Previous studies have found a link between cocoa flavanols and cardiovascular benefits. Now a recent, long ranging study has found a link between regularly eating chocolate and improved cognitive function.


Participants in the study included 968 New York residents between the ages of 23 and 98. The study took place between 1975 and 2000. All of the participants completed a food frequency questionnaire, in which they reported their consumption of a range of different foods and beverages, including chocolate. Additionally, they all underwent neuropsychological tests in order to determine cognitive function.


After accounting for demographic and lifestyle factors, including age, education, and other health factors, the researchers determined that the participants who ate chocolate at least once a week performed significantly better on a range of tests than those who ate chocolate infrequently. These tests included global composite, visual-spatial memory and organization, working memory, scanning and tracking and abstract reasoning.


The researchers noted that the study did not differentiate between milk, white, or dark chocolate. However, since the majority of chocolate consumed in the United States is milk or dark, they concluded the association can be made between those types of chocolate and improved cognitive function. They did suggest that more research is needed to determine the exact correlation between both dark and milk chocolate and cognitive function.

*Extracted data*:
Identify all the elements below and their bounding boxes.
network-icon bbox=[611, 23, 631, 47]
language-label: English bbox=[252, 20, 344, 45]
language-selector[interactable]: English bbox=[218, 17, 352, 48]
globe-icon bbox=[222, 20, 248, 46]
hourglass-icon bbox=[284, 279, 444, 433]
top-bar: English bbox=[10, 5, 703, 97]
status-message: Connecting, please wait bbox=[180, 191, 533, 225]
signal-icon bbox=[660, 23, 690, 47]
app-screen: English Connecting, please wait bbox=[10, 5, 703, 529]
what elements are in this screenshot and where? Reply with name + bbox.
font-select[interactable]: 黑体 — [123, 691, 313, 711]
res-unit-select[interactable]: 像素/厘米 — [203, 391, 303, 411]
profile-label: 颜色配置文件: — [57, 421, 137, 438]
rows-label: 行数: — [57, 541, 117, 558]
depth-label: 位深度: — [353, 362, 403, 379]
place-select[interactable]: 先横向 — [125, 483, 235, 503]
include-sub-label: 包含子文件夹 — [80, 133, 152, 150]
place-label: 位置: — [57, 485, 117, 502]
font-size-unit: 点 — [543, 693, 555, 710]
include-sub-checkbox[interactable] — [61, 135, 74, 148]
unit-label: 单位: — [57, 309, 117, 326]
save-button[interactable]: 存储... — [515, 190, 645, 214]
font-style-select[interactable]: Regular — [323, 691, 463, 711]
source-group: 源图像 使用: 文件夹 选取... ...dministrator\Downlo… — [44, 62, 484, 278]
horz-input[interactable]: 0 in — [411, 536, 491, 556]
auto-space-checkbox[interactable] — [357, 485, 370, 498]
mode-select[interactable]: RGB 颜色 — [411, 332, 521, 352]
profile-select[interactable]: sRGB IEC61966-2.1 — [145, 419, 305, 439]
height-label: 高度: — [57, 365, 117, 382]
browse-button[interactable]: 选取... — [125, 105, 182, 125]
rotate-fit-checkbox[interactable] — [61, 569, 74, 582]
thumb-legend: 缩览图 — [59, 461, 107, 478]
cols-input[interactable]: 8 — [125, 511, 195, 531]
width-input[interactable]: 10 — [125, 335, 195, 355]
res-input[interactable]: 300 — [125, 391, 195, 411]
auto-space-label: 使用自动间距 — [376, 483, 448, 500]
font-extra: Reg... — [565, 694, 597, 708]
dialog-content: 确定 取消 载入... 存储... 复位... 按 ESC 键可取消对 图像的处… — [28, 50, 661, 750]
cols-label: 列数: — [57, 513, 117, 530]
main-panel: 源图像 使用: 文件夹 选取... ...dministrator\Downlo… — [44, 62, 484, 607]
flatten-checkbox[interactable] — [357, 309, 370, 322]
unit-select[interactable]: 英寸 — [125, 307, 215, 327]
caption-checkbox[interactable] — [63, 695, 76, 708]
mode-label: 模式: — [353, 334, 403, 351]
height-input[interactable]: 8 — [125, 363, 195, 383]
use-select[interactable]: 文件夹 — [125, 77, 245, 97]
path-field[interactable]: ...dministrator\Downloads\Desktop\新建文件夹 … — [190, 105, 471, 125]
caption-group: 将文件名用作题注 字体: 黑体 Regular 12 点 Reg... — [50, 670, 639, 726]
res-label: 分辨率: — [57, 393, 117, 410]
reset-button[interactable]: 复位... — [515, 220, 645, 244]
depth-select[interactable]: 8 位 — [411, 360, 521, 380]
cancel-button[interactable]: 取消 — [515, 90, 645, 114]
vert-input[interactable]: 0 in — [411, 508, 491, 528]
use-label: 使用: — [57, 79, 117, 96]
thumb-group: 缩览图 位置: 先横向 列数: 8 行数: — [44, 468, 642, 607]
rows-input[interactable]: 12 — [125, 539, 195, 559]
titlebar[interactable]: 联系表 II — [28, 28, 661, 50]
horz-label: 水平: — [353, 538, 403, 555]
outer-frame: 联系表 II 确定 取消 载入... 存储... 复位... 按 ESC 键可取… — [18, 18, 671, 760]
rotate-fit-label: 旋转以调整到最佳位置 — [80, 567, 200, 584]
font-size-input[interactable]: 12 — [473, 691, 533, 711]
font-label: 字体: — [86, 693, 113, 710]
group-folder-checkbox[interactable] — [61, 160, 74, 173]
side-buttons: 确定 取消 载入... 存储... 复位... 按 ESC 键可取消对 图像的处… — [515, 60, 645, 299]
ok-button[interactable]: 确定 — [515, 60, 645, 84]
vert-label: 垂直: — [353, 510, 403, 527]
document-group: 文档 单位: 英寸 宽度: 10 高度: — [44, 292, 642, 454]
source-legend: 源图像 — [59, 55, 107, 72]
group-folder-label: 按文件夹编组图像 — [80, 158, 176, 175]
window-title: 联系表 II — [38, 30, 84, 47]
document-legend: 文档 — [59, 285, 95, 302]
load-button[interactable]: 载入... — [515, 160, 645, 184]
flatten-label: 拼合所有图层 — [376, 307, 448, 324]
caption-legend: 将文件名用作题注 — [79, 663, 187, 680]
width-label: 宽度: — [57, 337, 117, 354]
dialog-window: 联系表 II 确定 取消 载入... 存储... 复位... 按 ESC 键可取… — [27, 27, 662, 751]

*Task to carry out*: Continue the article on chocolate and cognitive function from where it ends.

*Written answer*:
Researchers from the University of South Australia, the University of Maine, and the Luxembourg Institute of Health conducted the study. It was published online ahead of print on February 10, 2016, in the journal Appetite.


Most studies on the health benefits of chocolate have focused on dark chocolate, which has been linked with improved heart health and insulin resistance, as well as reduced blood pressure.


It’s important to keep in mind that excessive consumption of chocolate could negate the positive effects seen here and in other studies, as chocolate also has high fat, sugar, and calorie content. Your best bet is to eat small amounts of dark chocolate with high cocoa content.